*What the task asks*
In the data, find the word "years" and copy out every line that has it.

(Source data)
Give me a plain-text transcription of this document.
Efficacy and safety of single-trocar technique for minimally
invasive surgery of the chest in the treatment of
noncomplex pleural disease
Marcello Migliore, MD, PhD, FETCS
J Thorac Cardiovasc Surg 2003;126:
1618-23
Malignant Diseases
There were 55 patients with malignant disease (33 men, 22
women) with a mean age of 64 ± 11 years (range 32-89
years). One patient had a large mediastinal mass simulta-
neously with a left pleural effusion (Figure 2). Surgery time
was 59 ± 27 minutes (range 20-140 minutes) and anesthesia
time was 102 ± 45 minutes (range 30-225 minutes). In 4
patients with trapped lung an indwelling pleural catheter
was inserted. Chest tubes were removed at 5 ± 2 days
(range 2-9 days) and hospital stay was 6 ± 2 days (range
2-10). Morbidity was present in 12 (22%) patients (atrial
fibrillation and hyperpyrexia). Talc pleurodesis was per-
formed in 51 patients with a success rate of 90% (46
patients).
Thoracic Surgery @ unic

*Task solution*
women) with a mean age of 64 ± 11 years (range 32-89
years). One patient had a large mediastinal mass simulta-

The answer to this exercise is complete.